§ SUPPLIED MATERIAL:
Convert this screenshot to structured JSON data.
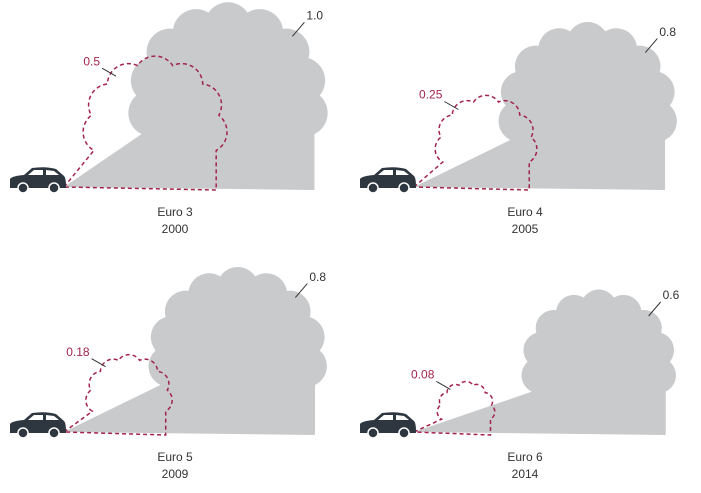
{
  "chart_data": {
    "type": "cloud",
    "categories": [
      "Euro 3",
      "Euro 4",
      "Euro 5",
      "Euro 6"
    ],
    "years": [
      "2000",
      "2005",
      "2009",
      "2014"
    ],
    "series": [
      {
        "color": "#c9cacc",
        "values": [
          1.0,
          0.8,
          0.8,
          0.6
        ],
        "value_labels": [
          "1.0",
          "0.8",
          "0.8",
          "0.6"
        ]
      },
      {
        "color": "#a3244a",
        "values": [
          0.5,
          0.25,
          0.18,
          0.08
        ]
      }
    ]
  }
}
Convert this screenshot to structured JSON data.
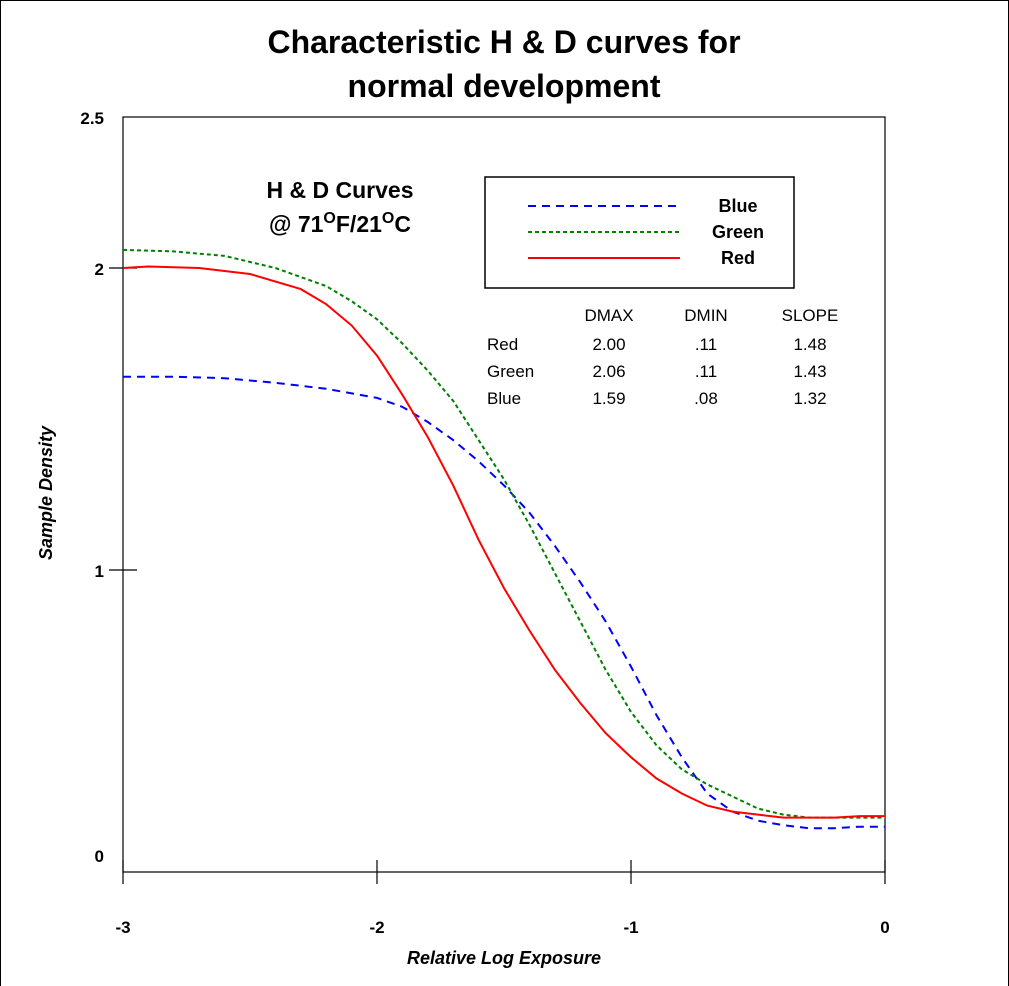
{
  "chart_data": {
    "type": "line",
    "title_lines": [
      "Characteristic H & D curves for",
      "normal development"
    ],
    "xlabel": "Relative Log Exposure",
    "ylabel": "Sample Density",
    "xlim": [
      -3,
      0
    ],
    "ylim": [
      0,
      2.5
    ],
    "x_ticks": [
      "-3",
      "-2",
      "-1",
      "0"
    ],
    "y_ticks": [
      "0",
      "1",
      "2",
      "2.5"
    ],
    "annotation": {
      "line1": "H & D Curves",
      "line2_parts": [
        "@ 71",
        "O",
        "F/21",
        "O",
        "C"
      ]
    },
    "legend": {
      "position": "top-right"
    },
    "series": [
      {
        "name": "Blue",
        "color": "#0000ff",
        "dash": "8,6",
        "x": [
          -3.0,
          -2.8,
          -2.6,
          -2.4,
          -2.2,
          -2.0,
          -1.9,
          -1.8,
          -1.7,
          -1.6,
          -1.5,
          -1.4,
          -1.3,
          -1.2,
          -1.1,
          -1.0,
          -0.9,
          -0.8,
          -0.7,
          -0.6,
          -0.5,
          -0.4,
          -0.3,
          -0.2,
          -0.1,
          0.0
        ],
        "y": [
          1.64,
          1.64,
          1.635,
          1.62,
          1.6,
          1.57,
          1.54,
          1.49,
          1.43,
          1.36,
          1.28,
          1.19,
          1.08,
          0.96,
          0.83,
          0.68,
          0.52,
          0.38,
          0.26,
          0.2,
          0.17,
          0.155,
          0.145,
          0.145,
          0.15,
          0.15
        ]
      },
      {
        "name": "Green",
        "color": "#008000",
        "dash": "4,3",
        "x": [
          -3.0,
          -2.8,
          -2.6,
          -2.4,
          -2.2,
          -2.1,
          -2.0,
          -1.9,
          -1.8,
          -1.7,
          -1.6,
          -1.5,
          -1.4,
          -1.3,
          -1.2,
          -1.1,
          -1.0,
          -0.9,
          -0.8,
          -0.7,
          -0.6,
          -0.5,
          -0.4,
          -0.3,
          -0.2,
          -0.1,
          0.0
        ],
        "y": [
          2.06,
          2.055,
          2.04,
          2.0,
          1.94,
          1.89,
          1.83,
          1.75,
          1.66,
          1.56,
          1.43,
          1.3,
          1.15,
          0.99,
          0.83,
          0.67,
          0.53,
          0.42,
          0.34,
          0.29,
          0.25,
          0.21,
          0.19,
          0.18,
          0.18,
          0.18,
          0.18
        ]
      },
      {
        "name": "Red",
        "color": "#ff0000",
        "dash": "",
        "x": [
          -3.0,
          -2.9,
          -2.7,
          -2.5,
          -2.3,
          -2.2,
          -2.1,
          -2.0,
          -1.9,
          -1.8,
          -1.7,
          -1.6,
          -1.5,
          -1.4,
          -1.3,
          -1.2,
          -1.1,
          -1.0,
          -0.9,
          -0.8,
          -0.7,
          -0.6,
          -0.5,
          -0.4,
          -0.3,
          -0.2,
          -0.1,
          0.0
        ],
        "y": [
          2.0,
          2.005,
          2.0,
          1.98,
          1.93,
          1.88,
          1.81,
          1.71,
          1.58,
          1.44,
          1.28,
          1.1,
          0.94,
          0.8,
          0.67,
          0.56,
          0.46,
          0.38,
          0.31,
          0.26,
          0.22,
          0.2,
          0.19,
          0.18,
          0.18,
          0.18,
          0.185,
          0.185
        ]
      }
    ],
    "table": {
      "headers": [
        "DMAX",
        "DMIN",
        "SLOPE"
      ],
      "rows": [
        {
          "label": "Red",
          "values": [
            "2.00",
            ".11",
            "1.48"
          ]
        },
        {
          "label": "Green",
          "values": [
            "2.06",
            ".11",
            "1.43"
          ]
        },
        {
          "label": "Blue",
          "values": [
            "1.59",
            ".08",
            "1.32"
          ]
        }
      ]
    }
  }
}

§ WORK REQUIRED: Would you return the data exactly as written, without the pictures?

§ THE RESULT:
Convert this screenshot to structured JSON data.
{
  "chart_data": {
    "type": "cloud",
    "categories": [
      "Euro 3",
      "Euro 4",
      "Euro 5",
      "Euro 6"
    ],
    "years": [
      "2000",
      "2005",
      "2009",
      "2014"
    ],
    "series": [
      {
        "color": "#c9cacc",
        "values": [
          1.0,
          0.8,
          0.8,
          0.6
        ],
        "value_labels": [
          "1.0",
          "0.8",
          "0.8",
          "0.6"
        ]
      },
      {
        "color": "#a3244a",
        "values": [
          0.5,
          0.25,
          0.18,
          0.08
        ]
      }
    ]
  }
}
Convert this screenshot to structured JSON data.
{
  "chart_data": {
    "type": "line",
    "title_lines": [
      "Characteristic H & D curves for",
      "normal development"
    ],
    "xlabel": "Relative Log Exposure",
    "ylabel": "Sample Density",
    "xlim": [
      -3,
      0
    ],
    "ylim": [
      0,
      2.5
    ],
    "x_ticks": [
      "-3",
      "-2",
      "-1",
      "0"
    ],
    "y_ticks": [
      "0",
      "1",
      "2",
      "2.5"
    ],
    "annotation": {
      "line1": "H & D Curves",
      "line2_parts": [
        "@ 71",
        "O",
        "F/21",
        "O",
        "C"
      ]
    },
    "legend": {
      "position": "top-right"
    },
    "series": [
      {
        "name": "Blue",
        "color": "#0000ff",
        "dash": "8,6",
        "x": [
          -3.0,
          -2.8,
          -2.6,
          -2.4,
          -2.2,
          -2.0,
          -1.9,
          -1.8,
          -1.7,
          -1.6,
          -1.5,
          -1.4,
          -1.3,
          -1.2,
          -1.1,
          -1.0,
          -0.9,
          -0.8,
          -0.7,
          -0.6,
          -0.5,
          -0.4,
          -0.3,
          -0.2,
          -0.1,
          0.0
        ],
        "y": [
          1.64,
          1.64,
          1.635,
          1.62,
          1.6,
          1.57,
          1.54,
          1.49,
          1.43,
          1.36,
          1.28,
          1.19,
          1.08,
          0.96,
          0.83,
          0.68,
          0.52,
          0.38,
          0.26,
          0.2,
          0.17,
          0.155,
          0.145,
          0.145,
          0.15,
          0.15
        ]
      },
      {
        "name": "Green",
        "color": "#008000",
        "dash": "4,3",
        "x": [
          -3.0,
          -2.8,
          -2.6,
          -2.4,
          -2.2,
          -2.1,
          -2.0,
          -1.9,
          -1.8,
          -1.7,
          -1.6,
          -1.5,
          -1.4,
          -1.3,
          -1.2,
          -1.1,
          -1.0,
          -0.9,
          -0.8,
          -0.7,
          -0.6,
          -0.5,
          -0.4,
          -0.3,
          -0.2,
          -0.1,
          0.0
        ],
        "y": [
          2.06,
          2.055,
          2.04,
          2.0,
          1.94,
          1.89,
          1.83,
          1.75,
          1.66,
          1.56,
          1.43,
          1.3,
          1.15,
          0.99,
          0.83,
          0.67,
          0.53,
          0.42,
          0.34,
          0.29,
          0.25,
          0.21,
          0.19,
          0.18,
          0.18,
          0.18,
          0.18
        ]
      },
      {
        "name": "Red",
        "color": "#ff0000",
        "dash": "",
        "x": [
          -3.0,
          -2.9,
          -2.7,
          -2.5,
          -2.3,
          -2.2,
          -2.1,
          -2.0,
          -1.9,
          -1.8,
          -1.7,
          -1.6,
          -1.5,
          -1.4,
          -1.3,
          -1.2,
          -1.1,
          -1.0,
          -0.9,
          -0.8,
          -0.7,
          -0.6,
          -0.5,
          -0.4,
          -0.3,
          -0.2,
          -0.1,
          0.0
        ],
        "y": [
          2.0,
          2.005,
          2.0,
          1.98,
          1.93,
          1.88,
          1.81,
          1.71,
          1.58,
          1.44,
          1.28,
          1.1,
          0.94,
          0.8,
          0.67,
          0.56,
          0.46,
          0.38,
          0.31,
          0.26,
          0.22,
          0.2,
          0.19,
          0.18,
          0.18,
          0.18,
          0.185,
          0.185
        ]
      }
    ],
    "table": {
      "headers": [
        "DMAX",
        "DMIN",
        "SLOPE"
      ],
      "rows": [
        {
          "label": "Red",
          "values": [
            "2.00",
            ".11",
            "1.48"
          ]
        },
        {
          "label": "Green",
          "values": [
            "2.06",
            ".11",
            "1.43"
          ]
        },
        {
          "label": "Blue",
          "values": [
            "1.59",
            ".08",
            "1.32"
          ]
        }
      ]
    }
  }
}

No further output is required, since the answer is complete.